Directions:
Please pull out every line that includes the string "label".

--- Entries ---

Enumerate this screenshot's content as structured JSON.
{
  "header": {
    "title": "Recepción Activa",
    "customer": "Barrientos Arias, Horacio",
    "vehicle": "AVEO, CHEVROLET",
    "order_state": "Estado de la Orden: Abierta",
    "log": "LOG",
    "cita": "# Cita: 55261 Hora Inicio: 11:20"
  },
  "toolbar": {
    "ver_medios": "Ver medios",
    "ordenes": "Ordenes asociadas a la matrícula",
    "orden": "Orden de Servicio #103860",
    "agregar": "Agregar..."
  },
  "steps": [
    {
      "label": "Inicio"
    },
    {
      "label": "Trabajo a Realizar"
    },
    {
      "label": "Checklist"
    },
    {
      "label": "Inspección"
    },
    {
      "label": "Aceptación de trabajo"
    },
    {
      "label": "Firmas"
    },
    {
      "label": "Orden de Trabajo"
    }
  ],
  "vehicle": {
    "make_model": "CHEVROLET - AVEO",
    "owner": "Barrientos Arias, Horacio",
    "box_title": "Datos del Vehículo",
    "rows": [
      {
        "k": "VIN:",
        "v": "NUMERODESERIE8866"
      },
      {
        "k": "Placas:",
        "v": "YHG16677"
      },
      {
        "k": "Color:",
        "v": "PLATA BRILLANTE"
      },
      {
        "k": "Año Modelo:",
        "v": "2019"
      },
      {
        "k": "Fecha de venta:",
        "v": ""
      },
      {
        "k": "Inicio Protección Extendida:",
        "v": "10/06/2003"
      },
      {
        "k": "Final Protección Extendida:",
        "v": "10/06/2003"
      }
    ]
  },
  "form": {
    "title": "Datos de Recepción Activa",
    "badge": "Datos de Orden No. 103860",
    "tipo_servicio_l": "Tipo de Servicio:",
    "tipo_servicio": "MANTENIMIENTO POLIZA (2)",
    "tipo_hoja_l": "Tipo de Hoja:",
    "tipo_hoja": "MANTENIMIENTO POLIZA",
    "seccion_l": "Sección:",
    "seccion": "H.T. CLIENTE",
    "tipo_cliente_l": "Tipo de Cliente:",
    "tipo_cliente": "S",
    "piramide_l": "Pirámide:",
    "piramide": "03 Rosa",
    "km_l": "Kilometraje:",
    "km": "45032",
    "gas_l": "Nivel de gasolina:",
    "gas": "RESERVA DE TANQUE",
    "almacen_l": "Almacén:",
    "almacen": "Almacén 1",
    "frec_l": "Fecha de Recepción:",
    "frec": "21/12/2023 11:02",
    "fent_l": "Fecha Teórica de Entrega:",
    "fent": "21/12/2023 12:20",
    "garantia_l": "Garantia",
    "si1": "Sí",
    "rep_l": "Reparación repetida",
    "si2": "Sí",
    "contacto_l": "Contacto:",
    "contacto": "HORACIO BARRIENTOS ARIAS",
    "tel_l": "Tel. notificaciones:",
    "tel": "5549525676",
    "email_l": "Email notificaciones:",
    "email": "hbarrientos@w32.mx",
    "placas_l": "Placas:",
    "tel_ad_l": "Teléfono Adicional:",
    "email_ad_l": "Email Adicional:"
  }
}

---

Reply:
      "label": "Inicio"
      "label": "Trabajo a Realizar"
      "label": "Checklist"
      "label": "Inspección"
      "label": "Aceptación de trabajo"
      "label": "Firmas"
      "label": "Orden de Trabajo"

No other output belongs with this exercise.